_Data to use_
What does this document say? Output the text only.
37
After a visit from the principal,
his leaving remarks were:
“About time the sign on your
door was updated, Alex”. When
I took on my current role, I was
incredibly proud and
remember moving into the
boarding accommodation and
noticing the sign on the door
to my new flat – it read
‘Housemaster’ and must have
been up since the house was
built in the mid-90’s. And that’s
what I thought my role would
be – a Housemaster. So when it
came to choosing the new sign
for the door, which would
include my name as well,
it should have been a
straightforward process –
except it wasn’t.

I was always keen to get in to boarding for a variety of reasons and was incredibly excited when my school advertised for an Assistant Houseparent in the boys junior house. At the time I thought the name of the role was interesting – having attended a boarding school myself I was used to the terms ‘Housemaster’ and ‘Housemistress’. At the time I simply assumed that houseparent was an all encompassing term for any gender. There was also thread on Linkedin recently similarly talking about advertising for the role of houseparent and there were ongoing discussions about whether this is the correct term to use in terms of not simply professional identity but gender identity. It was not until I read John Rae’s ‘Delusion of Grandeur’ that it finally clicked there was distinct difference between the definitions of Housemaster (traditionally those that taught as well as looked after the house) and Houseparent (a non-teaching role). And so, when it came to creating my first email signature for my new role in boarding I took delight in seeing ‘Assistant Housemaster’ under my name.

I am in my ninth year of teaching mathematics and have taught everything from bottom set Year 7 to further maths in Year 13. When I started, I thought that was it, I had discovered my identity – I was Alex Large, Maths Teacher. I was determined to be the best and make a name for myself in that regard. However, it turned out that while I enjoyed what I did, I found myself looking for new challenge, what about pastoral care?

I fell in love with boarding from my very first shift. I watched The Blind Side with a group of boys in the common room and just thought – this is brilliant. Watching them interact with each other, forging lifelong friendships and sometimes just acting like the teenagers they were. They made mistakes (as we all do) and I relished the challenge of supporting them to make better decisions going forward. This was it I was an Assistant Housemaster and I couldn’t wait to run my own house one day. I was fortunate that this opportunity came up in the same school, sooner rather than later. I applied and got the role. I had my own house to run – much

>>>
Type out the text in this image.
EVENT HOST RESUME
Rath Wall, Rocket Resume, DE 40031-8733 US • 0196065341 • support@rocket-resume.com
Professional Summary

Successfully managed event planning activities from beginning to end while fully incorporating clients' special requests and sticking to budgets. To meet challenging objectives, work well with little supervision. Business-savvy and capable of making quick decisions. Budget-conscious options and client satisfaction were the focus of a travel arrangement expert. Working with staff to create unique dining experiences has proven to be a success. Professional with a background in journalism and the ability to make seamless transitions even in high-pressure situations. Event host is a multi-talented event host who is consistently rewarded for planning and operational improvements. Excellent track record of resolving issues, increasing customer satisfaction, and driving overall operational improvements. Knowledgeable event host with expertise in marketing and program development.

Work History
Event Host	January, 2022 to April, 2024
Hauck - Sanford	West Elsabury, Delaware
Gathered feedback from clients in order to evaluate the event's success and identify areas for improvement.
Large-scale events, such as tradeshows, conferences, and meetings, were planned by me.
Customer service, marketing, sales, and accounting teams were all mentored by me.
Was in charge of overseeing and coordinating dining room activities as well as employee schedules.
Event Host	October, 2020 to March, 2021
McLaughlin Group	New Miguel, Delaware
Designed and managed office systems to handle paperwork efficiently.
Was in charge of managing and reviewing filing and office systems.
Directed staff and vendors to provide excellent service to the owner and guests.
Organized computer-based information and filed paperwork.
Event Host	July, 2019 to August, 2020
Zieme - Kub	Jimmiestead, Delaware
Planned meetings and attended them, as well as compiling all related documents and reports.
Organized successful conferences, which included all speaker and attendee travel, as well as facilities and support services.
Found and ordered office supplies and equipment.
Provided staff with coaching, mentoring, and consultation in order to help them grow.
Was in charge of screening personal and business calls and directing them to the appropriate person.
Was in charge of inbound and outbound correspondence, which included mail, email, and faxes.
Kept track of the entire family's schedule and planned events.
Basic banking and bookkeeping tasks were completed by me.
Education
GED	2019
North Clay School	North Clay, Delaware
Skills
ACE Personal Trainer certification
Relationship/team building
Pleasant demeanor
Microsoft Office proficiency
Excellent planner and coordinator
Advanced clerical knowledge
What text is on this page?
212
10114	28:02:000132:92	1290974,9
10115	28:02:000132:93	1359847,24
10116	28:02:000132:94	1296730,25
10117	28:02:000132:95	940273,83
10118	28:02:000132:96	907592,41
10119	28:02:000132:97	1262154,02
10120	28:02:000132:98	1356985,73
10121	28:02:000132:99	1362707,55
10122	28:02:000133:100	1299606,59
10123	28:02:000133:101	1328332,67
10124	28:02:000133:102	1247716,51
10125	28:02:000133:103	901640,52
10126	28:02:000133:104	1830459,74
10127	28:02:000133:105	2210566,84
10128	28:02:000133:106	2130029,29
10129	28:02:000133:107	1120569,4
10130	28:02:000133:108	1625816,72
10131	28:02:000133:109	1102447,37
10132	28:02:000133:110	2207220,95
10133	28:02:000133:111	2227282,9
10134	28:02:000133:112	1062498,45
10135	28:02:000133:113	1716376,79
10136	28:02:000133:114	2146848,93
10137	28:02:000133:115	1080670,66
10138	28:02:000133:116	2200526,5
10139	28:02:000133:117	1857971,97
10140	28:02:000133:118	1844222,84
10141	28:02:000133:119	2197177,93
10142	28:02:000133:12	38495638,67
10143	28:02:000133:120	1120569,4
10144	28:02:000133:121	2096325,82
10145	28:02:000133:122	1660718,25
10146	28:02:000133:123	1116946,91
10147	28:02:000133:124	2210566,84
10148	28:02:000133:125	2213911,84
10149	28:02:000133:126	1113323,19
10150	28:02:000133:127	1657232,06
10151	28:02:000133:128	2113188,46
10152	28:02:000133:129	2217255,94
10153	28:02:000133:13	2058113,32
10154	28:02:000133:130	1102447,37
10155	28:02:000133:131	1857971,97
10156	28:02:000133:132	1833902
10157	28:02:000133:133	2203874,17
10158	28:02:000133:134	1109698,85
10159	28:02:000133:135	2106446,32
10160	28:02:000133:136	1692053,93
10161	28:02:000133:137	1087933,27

_Required task_
Reply with nothing but the number of lines in the data above that contain "meetings".

_Result below_
2